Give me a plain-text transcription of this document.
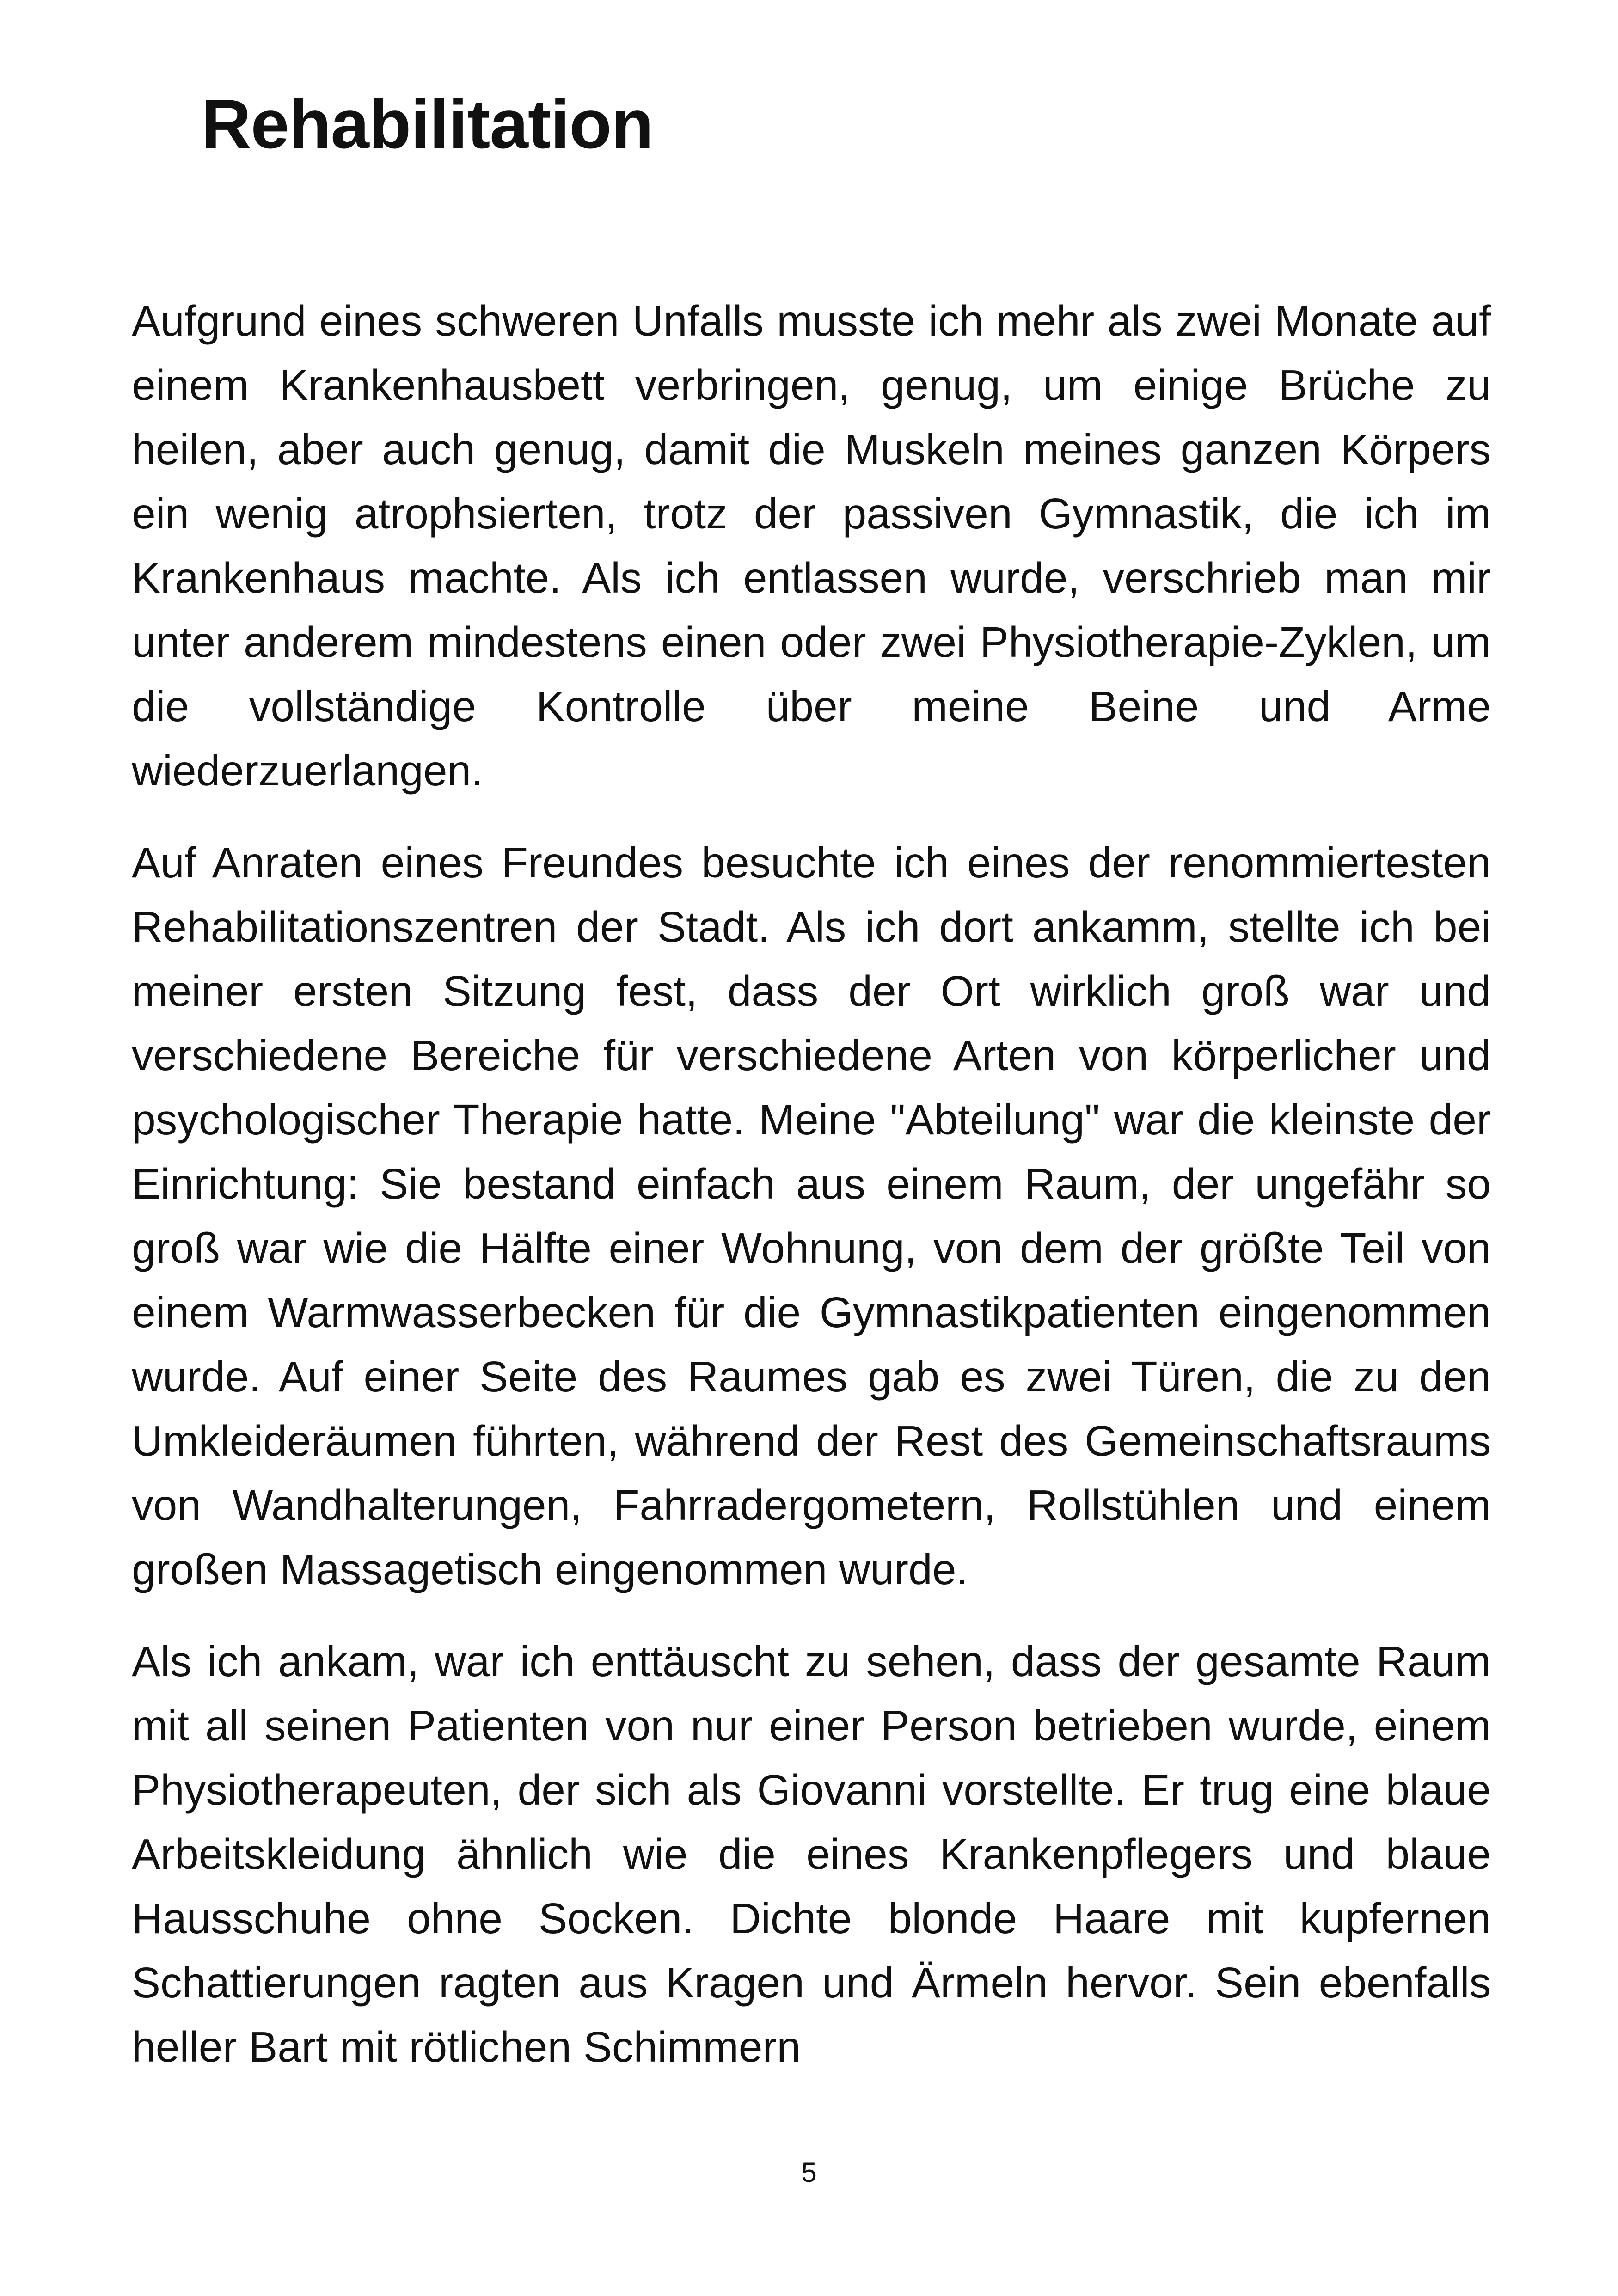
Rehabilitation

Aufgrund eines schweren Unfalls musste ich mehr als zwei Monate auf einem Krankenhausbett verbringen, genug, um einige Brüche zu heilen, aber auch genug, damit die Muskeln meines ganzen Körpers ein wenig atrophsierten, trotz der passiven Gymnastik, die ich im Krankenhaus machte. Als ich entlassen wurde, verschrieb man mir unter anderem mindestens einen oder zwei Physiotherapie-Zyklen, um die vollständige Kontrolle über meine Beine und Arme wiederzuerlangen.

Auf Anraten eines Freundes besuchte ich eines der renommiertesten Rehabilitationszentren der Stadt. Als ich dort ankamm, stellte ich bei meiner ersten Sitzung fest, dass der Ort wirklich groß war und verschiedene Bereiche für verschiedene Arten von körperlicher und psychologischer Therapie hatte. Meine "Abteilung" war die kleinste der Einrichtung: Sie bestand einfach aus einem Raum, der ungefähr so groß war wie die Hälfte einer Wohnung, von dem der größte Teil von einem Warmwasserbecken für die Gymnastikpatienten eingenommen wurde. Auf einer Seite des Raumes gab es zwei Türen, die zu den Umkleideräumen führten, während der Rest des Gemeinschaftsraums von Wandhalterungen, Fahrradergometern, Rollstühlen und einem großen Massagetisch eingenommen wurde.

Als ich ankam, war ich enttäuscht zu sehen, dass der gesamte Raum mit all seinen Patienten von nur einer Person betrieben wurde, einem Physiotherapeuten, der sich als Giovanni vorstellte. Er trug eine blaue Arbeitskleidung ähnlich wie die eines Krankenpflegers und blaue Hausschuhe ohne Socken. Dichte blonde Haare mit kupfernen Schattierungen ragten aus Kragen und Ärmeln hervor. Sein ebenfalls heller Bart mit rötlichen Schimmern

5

————————

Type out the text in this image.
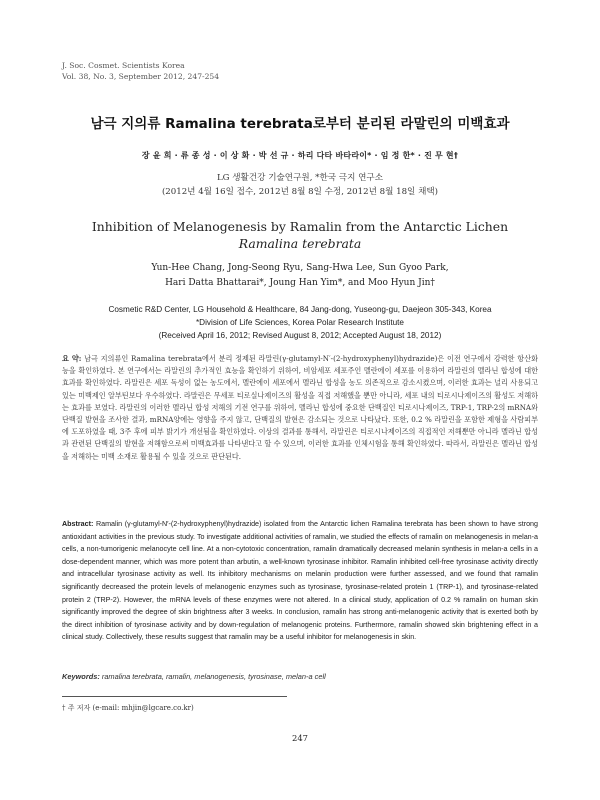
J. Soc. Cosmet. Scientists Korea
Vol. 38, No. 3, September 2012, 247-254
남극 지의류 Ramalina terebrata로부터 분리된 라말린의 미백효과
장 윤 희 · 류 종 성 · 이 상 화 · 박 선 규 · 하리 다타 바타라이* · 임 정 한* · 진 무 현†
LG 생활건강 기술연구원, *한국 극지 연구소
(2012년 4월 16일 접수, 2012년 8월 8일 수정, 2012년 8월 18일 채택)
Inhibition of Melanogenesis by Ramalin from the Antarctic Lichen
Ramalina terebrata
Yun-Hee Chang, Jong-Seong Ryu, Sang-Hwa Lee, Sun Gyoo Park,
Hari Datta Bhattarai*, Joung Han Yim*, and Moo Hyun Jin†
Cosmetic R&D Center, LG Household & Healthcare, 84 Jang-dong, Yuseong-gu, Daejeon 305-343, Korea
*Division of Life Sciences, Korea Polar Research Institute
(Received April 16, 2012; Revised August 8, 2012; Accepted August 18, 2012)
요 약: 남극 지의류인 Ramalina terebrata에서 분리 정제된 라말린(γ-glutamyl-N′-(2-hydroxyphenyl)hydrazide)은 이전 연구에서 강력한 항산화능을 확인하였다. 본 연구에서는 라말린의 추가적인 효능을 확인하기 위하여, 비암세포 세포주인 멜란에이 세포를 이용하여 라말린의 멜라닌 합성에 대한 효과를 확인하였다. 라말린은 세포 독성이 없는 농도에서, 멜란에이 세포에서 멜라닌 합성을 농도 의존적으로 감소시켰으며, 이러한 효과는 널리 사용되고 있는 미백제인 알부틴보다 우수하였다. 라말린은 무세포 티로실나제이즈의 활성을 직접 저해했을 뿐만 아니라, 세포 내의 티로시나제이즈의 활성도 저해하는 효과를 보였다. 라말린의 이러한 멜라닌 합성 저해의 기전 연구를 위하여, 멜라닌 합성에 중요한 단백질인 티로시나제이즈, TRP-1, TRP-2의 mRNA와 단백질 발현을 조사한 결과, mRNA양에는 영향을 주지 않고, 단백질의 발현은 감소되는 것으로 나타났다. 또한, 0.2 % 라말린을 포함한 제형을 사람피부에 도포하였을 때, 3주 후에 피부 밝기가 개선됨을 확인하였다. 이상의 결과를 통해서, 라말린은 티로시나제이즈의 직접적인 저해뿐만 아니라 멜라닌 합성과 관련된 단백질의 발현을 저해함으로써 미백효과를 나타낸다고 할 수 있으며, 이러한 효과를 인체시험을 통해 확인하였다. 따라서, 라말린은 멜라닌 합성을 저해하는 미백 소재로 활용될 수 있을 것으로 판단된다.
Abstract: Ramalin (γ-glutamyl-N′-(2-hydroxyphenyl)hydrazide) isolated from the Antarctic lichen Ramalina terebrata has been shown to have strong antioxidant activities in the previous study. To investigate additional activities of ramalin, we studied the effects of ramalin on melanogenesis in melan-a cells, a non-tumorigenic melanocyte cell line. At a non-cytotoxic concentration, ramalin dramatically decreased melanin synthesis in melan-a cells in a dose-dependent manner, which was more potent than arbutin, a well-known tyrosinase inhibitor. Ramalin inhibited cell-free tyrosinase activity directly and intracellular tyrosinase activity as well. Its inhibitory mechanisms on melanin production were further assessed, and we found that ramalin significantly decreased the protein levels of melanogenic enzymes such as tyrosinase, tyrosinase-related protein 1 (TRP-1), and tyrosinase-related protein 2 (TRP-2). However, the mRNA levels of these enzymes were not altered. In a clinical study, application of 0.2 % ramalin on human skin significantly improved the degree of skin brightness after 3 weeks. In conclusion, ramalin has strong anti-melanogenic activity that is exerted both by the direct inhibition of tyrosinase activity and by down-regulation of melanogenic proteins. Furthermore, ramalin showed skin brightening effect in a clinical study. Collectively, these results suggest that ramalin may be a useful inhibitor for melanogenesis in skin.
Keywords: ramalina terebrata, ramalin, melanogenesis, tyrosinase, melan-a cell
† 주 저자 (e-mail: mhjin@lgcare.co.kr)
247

————————

◆ Exercise description ◆
How many of the lines above include the string "text"? Give only the number.

◆ Response area ◆
2